Written request: Find the lines with the string "color" and return them.

Supplied material:
*****
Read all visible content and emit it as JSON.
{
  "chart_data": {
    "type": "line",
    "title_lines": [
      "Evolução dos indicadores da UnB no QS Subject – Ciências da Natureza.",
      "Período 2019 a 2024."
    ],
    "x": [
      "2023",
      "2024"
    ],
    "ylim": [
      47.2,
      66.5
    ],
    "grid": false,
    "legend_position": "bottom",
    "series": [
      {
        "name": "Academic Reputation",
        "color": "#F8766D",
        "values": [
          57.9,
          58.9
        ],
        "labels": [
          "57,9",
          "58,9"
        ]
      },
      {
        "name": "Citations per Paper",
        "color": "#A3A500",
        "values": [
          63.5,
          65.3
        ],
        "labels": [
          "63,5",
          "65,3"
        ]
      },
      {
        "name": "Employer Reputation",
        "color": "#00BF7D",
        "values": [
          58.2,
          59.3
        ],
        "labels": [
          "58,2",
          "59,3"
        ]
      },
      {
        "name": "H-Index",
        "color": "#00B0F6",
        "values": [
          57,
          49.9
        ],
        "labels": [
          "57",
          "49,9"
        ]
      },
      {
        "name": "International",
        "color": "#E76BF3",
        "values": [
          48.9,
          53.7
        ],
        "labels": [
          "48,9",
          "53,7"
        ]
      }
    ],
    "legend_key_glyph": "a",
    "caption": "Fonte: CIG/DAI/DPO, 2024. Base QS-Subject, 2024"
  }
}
*****
Reply to the exercise:
        "color": "#F8766D",
        "color": "#A3A500",
        "color": "#00BF7D",
        "color": "#00B0F6",
        "color": "#E76BF3",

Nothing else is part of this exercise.